▶ _Source excerpt_:

Skip to main content
Version: v1

API A5 - Broken Function Level Authorization

BFLA

What is it?

Authorization is the process where requests to access a particular resource should be granted or denied. Authorization determines which functionality and data the logged in user (or Principal) may access.

Vertical access control mechanisms restrict access to sensitive functions based on user roles or privilege levels.

With vertical access controls, different types of users have access to different application functions. For example, an administrator might be able to modify or delete any user's account, while an ordinary user has no access to these actions.

Broken Function Level Authorization (BFLA) occurs when these controls are not properly enforced at the API layer.

This includes:

  • Privilege escalation (user gaining higher-level permissions)
  • Role bypass (accessing functions without required role/scope)
  • Vertical access abuse (user accessing admin-level operations)
  • Horizontal access abuse (same-level users invoking restricted actions on peer resources)

What are specific examples?

  • Non-admin users accessing admin-only endpoints (e.g., /admin/deleteUser)

▶ _Records supplied_:
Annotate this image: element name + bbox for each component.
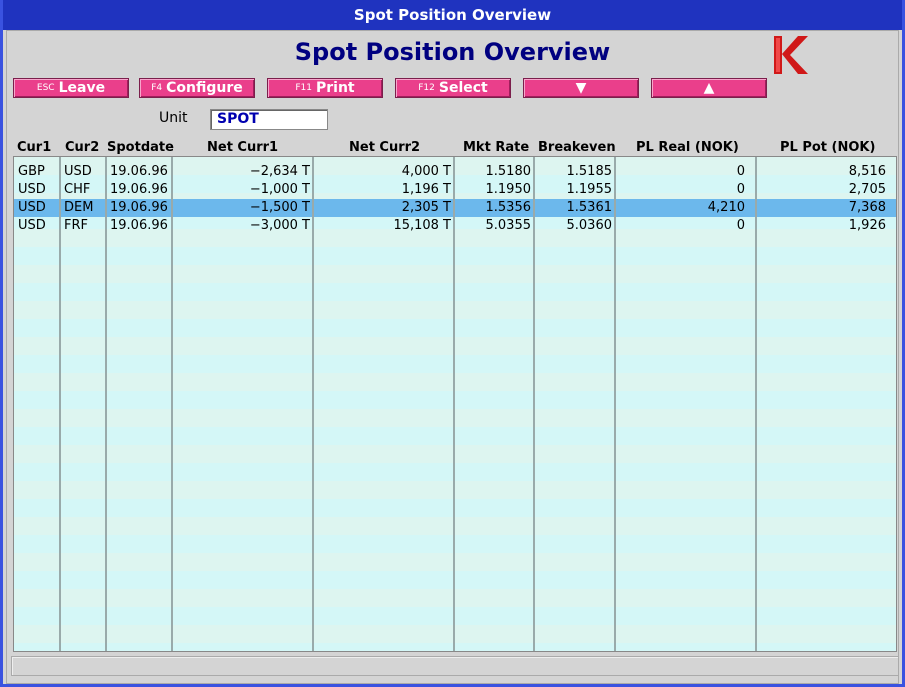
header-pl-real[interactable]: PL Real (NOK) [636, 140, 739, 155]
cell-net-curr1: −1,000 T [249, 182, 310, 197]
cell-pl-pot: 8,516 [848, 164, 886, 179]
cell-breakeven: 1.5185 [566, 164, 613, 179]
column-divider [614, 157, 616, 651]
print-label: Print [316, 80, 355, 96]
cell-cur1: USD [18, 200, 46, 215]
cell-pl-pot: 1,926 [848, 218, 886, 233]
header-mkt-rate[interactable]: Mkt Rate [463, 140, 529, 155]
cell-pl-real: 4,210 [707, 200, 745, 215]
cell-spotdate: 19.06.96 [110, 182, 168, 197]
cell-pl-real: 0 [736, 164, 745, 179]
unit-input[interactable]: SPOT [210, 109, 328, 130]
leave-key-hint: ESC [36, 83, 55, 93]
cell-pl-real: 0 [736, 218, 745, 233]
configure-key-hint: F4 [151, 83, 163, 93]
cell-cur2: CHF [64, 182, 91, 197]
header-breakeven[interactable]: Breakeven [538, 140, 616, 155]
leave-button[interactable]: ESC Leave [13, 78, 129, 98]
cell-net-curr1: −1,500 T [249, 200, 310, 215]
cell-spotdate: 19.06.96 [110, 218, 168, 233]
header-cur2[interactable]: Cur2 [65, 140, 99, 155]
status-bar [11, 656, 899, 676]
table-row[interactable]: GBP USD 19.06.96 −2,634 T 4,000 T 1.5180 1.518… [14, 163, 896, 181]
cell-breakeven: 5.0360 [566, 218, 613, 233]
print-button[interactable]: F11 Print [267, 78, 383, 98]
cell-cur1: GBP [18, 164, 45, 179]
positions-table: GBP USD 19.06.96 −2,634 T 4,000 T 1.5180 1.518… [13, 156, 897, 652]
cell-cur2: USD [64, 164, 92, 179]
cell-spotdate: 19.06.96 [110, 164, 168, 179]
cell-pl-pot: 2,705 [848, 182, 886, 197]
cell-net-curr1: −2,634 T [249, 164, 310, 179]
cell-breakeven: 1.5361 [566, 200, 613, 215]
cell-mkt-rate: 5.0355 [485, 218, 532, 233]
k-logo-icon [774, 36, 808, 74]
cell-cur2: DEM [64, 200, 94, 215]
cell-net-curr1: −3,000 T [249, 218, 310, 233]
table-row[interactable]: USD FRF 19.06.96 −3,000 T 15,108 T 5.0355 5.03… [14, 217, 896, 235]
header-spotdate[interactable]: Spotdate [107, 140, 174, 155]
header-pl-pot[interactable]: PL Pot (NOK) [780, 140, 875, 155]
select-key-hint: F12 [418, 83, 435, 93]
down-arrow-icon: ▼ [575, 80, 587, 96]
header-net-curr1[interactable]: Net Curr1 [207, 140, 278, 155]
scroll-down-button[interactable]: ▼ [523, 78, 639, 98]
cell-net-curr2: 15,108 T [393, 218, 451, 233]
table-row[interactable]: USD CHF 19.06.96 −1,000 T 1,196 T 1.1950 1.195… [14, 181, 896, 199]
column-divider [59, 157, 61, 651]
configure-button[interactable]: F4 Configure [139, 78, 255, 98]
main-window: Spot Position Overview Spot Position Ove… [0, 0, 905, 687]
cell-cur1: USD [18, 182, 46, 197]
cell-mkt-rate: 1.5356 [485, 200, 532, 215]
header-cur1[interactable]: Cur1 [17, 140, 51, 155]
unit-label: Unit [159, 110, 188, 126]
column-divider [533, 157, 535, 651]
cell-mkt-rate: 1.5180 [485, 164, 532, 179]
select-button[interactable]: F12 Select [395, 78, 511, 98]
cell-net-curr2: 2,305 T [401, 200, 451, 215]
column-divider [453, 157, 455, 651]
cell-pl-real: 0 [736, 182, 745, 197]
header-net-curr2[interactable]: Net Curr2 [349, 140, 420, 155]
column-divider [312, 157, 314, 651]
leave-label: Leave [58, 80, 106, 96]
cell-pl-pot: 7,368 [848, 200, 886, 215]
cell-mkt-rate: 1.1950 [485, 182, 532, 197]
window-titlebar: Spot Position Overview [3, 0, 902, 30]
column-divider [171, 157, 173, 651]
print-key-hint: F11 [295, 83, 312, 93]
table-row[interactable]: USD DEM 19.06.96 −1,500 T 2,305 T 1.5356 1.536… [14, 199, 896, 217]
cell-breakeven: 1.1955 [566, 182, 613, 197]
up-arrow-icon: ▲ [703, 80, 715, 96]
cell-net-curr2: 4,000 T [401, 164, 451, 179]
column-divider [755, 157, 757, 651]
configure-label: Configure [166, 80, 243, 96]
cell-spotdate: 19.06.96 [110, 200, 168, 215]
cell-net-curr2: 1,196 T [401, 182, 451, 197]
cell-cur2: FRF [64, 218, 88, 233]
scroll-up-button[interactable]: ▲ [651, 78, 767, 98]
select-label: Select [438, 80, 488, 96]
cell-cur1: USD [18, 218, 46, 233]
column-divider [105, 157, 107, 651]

==

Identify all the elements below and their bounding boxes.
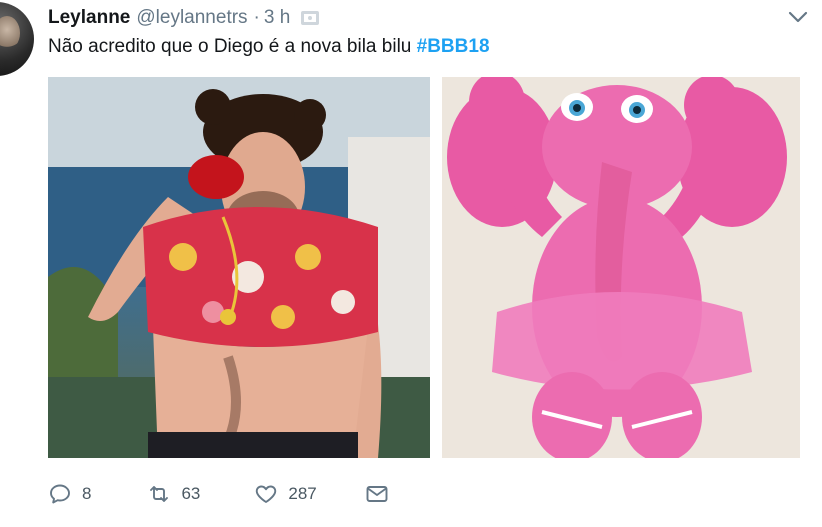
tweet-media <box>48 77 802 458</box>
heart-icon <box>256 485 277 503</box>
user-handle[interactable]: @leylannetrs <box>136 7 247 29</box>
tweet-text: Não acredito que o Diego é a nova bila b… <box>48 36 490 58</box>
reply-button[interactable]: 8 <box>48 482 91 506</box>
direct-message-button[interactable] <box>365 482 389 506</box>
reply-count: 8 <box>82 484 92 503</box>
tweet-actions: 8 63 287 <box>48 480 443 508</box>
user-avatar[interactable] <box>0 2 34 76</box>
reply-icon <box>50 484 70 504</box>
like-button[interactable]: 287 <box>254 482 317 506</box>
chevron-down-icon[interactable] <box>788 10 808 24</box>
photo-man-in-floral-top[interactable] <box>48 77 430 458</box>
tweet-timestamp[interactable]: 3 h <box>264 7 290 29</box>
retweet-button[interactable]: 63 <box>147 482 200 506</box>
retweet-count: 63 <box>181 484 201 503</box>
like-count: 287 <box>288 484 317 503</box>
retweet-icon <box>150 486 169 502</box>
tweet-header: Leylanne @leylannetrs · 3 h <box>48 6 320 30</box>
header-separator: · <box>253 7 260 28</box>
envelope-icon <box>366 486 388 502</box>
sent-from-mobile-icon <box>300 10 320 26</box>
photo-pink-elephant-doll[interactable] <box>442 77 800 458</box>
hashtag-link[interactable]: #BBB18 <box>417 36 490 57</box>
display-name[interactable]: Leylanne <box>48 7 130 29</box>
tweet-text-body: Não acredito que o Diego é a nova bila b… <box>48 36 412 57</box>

▶ _Problems to work on_:
A) Can you restate word for word the part of the BFLA excerpt that opens with the words containing "What is it?" and closes with "or privilege levels."?
B) In the entries, take the part that opens with the line containing "tweet-media <box>48 77 802 458</box>" and closes with the line containing "like-button[interactable]: 287 <box>254", switch "button" to "control" throughout it, and leave everything else unchanged. Return only those lines.
The BFLA excerpt and the entries are separate material.

▶ _Solution list_:
A)
What is it?

Authorization is the process where requests to access a particular resource should be granted or denied. Authorization determines which functionality and data the logged in user (or Principal) may access.

Vertical access control mechanisms restrict access to sensitive functions based on user roles or privilege levels.

B)
tweet-media <box>48 77 802 458</box>
heart-icon <box>256 485 277 503</box>
user-handle[interactable]: @leylannetrs <box>136 7 247 29</box>
tweet-text: Não acredito que o Diego é a nova bila b… <box>48 36 490 58</box>
reply-control[interactable]: 8 <box>48 482 91 506</box>
direct-message-control[interactable] <box>365 482 389 506</box>
reply-count: 8 <box>82 484 92 503</box>
tweet-actions: 8 63 287 <box>48 480 443 508</box>
user-avatar[interactable] <box>0 2 34 76</box>
reply-icon <box>50 484 70 504</box>
like-control[interactable]: 287 <box>254 482 317 506</box>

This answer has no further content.